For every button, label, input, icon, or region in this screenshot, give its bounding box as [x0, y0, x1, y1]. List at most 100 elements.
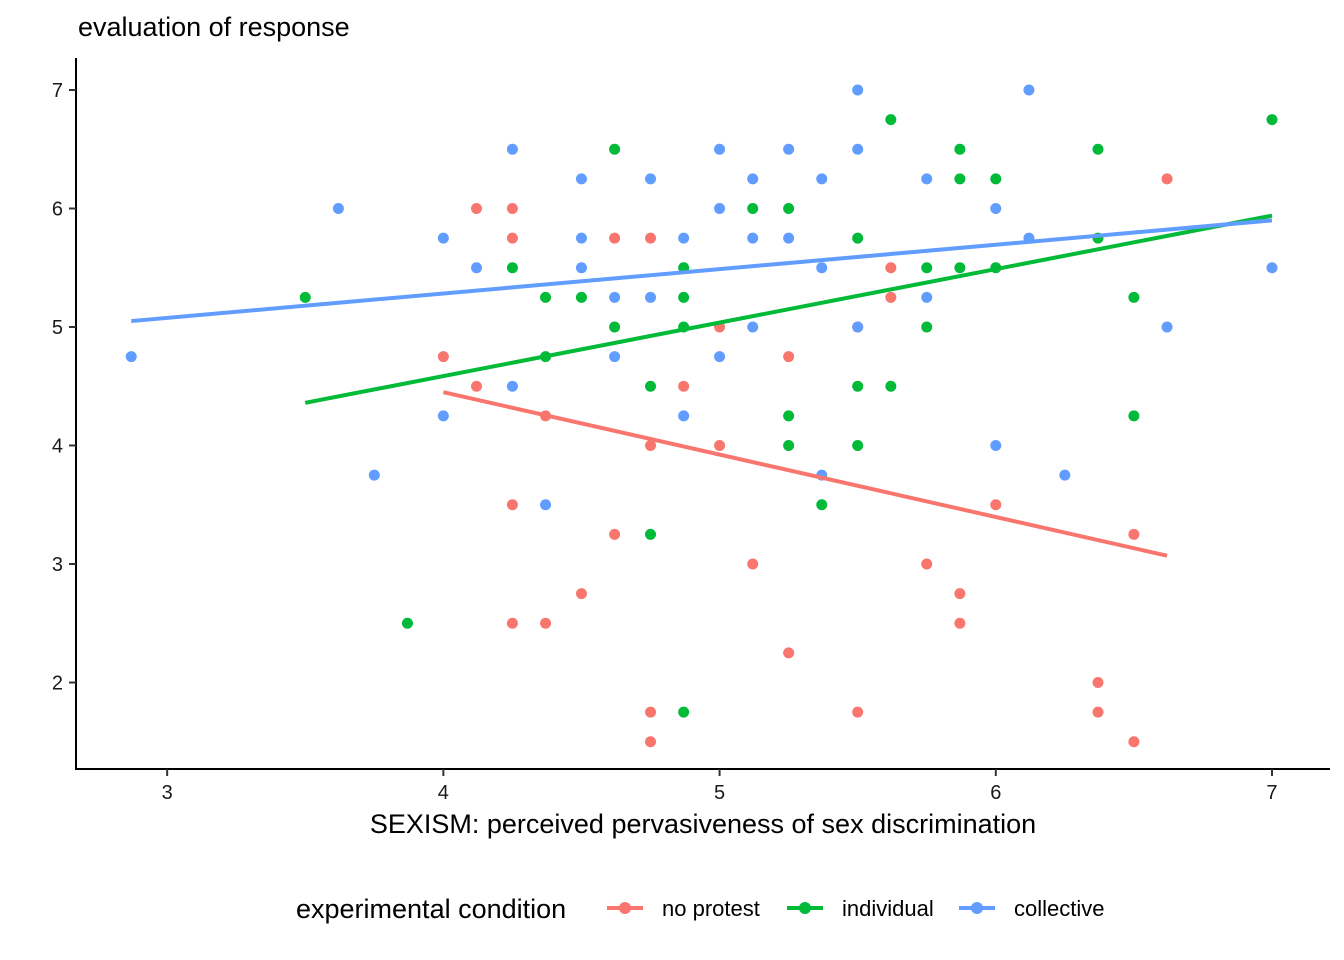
point-collective [1023, 84, 1035, 96]
point-individual [921, 321, 933, 333]
point-individual [783, 439, 795, 451]
x-axis-ticks: 3 4 5 6 7 [162, 769, 1278, 804]
point-no-protest [471, 380, 483, 392]
point-no-protest [885, 262, 897, 274]
point-no-protest [885, 291, 897, 303]
point-individual [506, 262, 518, 274]
point-no-protest [540, 617, 552, 629]
point-individual [540, 291, 552, 303]
point-collective [852, 143, 864, 155]
point-collective [783, 232, 795, 244]
point-collective [540, 499, 552, 511]
point-collective [783, 143, 795, 155]
point-individual [645, 380, 657, 392]
legend-key-point-no-protest [619, 902, 631, 914]
fit-line-individual [304, 213, 1273, 405]
point-collective [645, 291, 657, 303]
point-no-protest [645, 439, 657, 451]
point-collective [575, 173, 587, 185]
legend-key-point-individual [799, 902, 811, 914]
point-collective [437, 232, 449, 244]
point-collective [1266, 262, 1278, 274]
point-collective [125, 351, 137, 363]
point-collective [816, 173, 828, 185]
point-no-protest [714, 439, 726, 451]
legend-key-point-collective [971, 902, 983, 914]
y-tick-label: 7 [52, 80, 63, 102]
point-individual [783, 410, 795, 422]
point-no-protest [471, 202, 483, 214]
point-no-protest [1092, 706, 1104, 718]
y-tick-label: 2 [52, 672, 63, 694]
point-collective [714, 202, 726, 214]
legend-title: experimental condition [296, 894, 566, 924]
point-no-protest [783, 351, 795, 363]
point-collective [921, 291, 933, 303]
point-collective [678, 410, 690, 422]
point-no-protest [1161, 173, 1173, 185]
point-no-protest [506, 617, 518, 629]
point-no-protest [954, 617, 966, 629]
point-individual [1128, 410, 1140, 422]
point-individual [645, 528, 657, 540]
point-individual [678, 706, 690, 718]
point-collective [714, 143, 726, 155]
point-individual [885, 114, 897, 126]
point-collective [609, 291, 621, 303]
point-individual [816, 499, 828, 511]
point-no-protest [783, 647, 795, 659]
point-no-protest [645, 736, 657, 748]
fit-line-collective [131, 218, 1273, 324]
point-no-protest [1128, 736, 1140, 748]
point-individual [609, 321, 621, 333]
point-individual [1128, 291, 1140, 303]
y-tick-label: 5 [52, 317, 63, 339]
point-no-protest [609, 232, 621, 244]
point-collective [506, 143, 518, 155]
point-individual [852, 232, 864, 244]
point-individual [954, 143, 966, 155]
point-no-protest [852, 706, 864, 718]
point-no-protest [506, 232, 518, 244]
y-tick-label: 4 [52, 435, 63, 457]
point-collective [747, 232, 759, 244]
point-no-protest [921, 558, 933, 570]
point-collective [747, 321, 759, 333]
point-collective [921, 173, 933, 185]
point-collective [437, 410, 449, 422]
point-no-protest [506, 202, 518, 214]
point-no-protest [609, 528, 621, 540]
point-collective [575, 262, 587, 274]
point-individual [401, 617, 413, 629]
points-layer [125, 84, 1278, 748]
legend-label-individual: individual [842, 896, 934, 921]
point-no-protest [954, 588, 966, 600]
x-tick-label: 6 [990, 782, 1001, 804]
point-no-protest [1128, 528, 1140, 540]
point-collective [506, 380, 518, 392]
point-collective [990, 202, 1002, 214]
point-individual [990, 173, 1002, 185]
legend-label-no-protest: no protest [662, 896, 760, 921]
point-collective [1161, 321, 1173, 333]
point-individual [921, 262, 933, 274]
point-collective [1059, 469, 1071, 481]
point-individual [678, 291, 690, 303]
legend-item-individual: individual [787, 896, 934, 921]
point-no-protest [506, 499, 518, 511]
point-no-protest [575, 588, 587, 600]
point-individual [609, 143, 621, 155]
x-tick-label: 4 [438, 782, 449, 804]
point-no-protest [747, 558, 759, 570]
point-individual [954, 262, 966, 274]
legend-item-collective: collective [959, 896, 1104, 921]
point-collective [816, 262, 828, 274]
point-individual [575, 291, 587, 303]
point-collective [852, 84, 864, 96]
point-individual [954, 173, 966, 185]
y-tick-label: 6 [52, 198, 63, 220]
x-tick-label: 5 [714, 782, 725, 804]
x-axis-title: SEXISM: perceived pervasiveness of sex d… [370, 809, 1036, 839]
- - - - -
● **STATED GOAL**
Return every line above without any changes, leaving out the pictures.

● **SOLUTION**
For every button, label, input, icon, or region in this screenshot, give its bounding box as [x0, y0, x1, y1]. List at most 100 elements.
point-collective [1023, 84, 1035, 96]
point-individual [921, 321, 933, 333]
point-individual [783, 439, 795, 451]
x-axis-ticks: 3 4 5 6 7 [162, 769, 1278, 804]
point-no-protest [471, 380, 483, 392]
point-no-protest [885, 262, 897, 274]
point-no-protest [885, 291, 897, 303]
point-individual [506, 262, 518, 274]
point-no-protest [540, 617, 552, 629]
point-individual [540, 291, 552, 303]
point-collective [852, 143, 864, 155]
point-collective [783, 232, 795, 244]
point-collective [540, 499, 552, 511]
point-collective [783, 143, 795, 155]
point-individual [645, 380, 657, 392]
legend-key-point-no-protest [619, 902, 631, 914]
fit-line-individual [304, 213, 1273, 405]
point-collective [645, 291, 657, 303]
point-no-protest [645, 439, 657, 451]
point-collective [575, 173, 587, 185]
legend-key-point-individual [799, 902, 811, 914]
point-collective [437, 232, 449, 244]
point-collective [1266, 262, 1278, 274]
point-collective [125, 351, 137, 363]
point-collective [816, 173, 828, 185]
point-no-protest [714, 439, 726, 451]
legend-key-point-collective [971, 902, 983, 914]
y-tick-label: 7 [52, 80, 63, 102]
point-individual [783, 410, 795, 422]
point-no-protest [471, 202, 483, 214]
point-no-protest [1092, 706, 1104, 718]
y-tick-label: 2 [52, 672, 63, 694]
point-collective [714, 202, 726, 214]
legend-title: experimental condition [296, 894, 566, 924]
point-no-protest [783, 351, 795, 363]
point-collective [921, 291, 933, 303]
point-collective [678, 410, 690, 422]
point-no-protest [1161, 173, 1173, 185]
point-no-protest [506, 617, 518, 629]
point-no-protest [954, 617, 966, 629]
point-individual [1128, 410, 1140, 422]
point-individual [645, 528, 657, 540]
point-individual [678, 706, 690, 718]
point-collective [714, 143, 726, 155]
point-individual [885, 114, 897, 126]
point-collective [609, 291, 621, 303]
point-individual [816, 499, 828, 511]
point-no-protest [783, 647, 795, 659]
point-no-protest [645, 736, 657, 748]
fit-line-collective [131, 218, 1273, 324]
point-no-protest [1128, 736, 1140, 748]
point-individual [609, 321, 621, 333]
point-individual [1128, 291, 1140, 303]
y-tick-label: 5 [52, 317, 63, 339]
point-no-protest [609, 232, 621, 244]
point-collective [506, 143, 518, 155]
point-individual [852, 232, 864, 244]
point-individual [954, 143, 966, 155]
point-no-protest [852, 706, 864, 718]
point-no-protest [506, 232, 518, 244]
y-tick-label: 4 [52, 435, 63, 457]
point-collective [747, 232, 759, 244]
point-no-protest [921, 558, 933, 570]
point-collective [747, 321, 759, 333]
point-collective [921, 173, 933, 185]
point-collective [437, 410, 449, 422]
point-no-protest [506, 202, 518, 214]
point-no-protest [609, 528, 621, 540]
point-collective [575, 262, 587, 274]
point-individual [401, 617, 413, 629]
points-layer [125, 84, 1278, 748]
legend-label-individual: individual [842, 896, 934, 921]
point-no-protest [954, 588, 966, 600]
x-tick-label: 6 [990, 782, 1001, 804]
point-no-protest [1128, 528, 1140, 540]
point-collective [506, 380, 518, 392]
point-collective [990, 202, 1002, 214]
point-individual [990, 173, 1002, 185]
legend-label-no-protest: no protest [662, 896, 760, 921]
point-collective [1161, 321, 1173, 333]
point-individual [921, 262, 933, 274]
point-collective [1059, 469, 1071, 481]
point-individual [678, 291, 690, 303]
legend-item-individual: individual [787, 896, 934, 921]
point-no-protest [506, 499, 518, 511]
point-no-protest [575, 588, 587, 600]
point-individual [609, 143, 621, 155]
x-tick-label: 4 [438, 782, 449, 804]
point-no-protest [747, 558, 759, 570]
point-individual [954, 262, 966, 274]
legend-item-collective: collective [959, 896, 1104, 921]
point-collective [816, 262, 828, 274]
point-individual [575, 291, 587, 303]
point-collective [852, 84, 864, 96]
point-individual [954, 173, 966, 185]
y-tick-label: 6 [52, 198, 63, 220]
x-tick-label: 5 [714, 782, 725, 804]
x-axis-title: SEXISM: perceived pervasiveness of sex d… [370, 809, 1036, 839]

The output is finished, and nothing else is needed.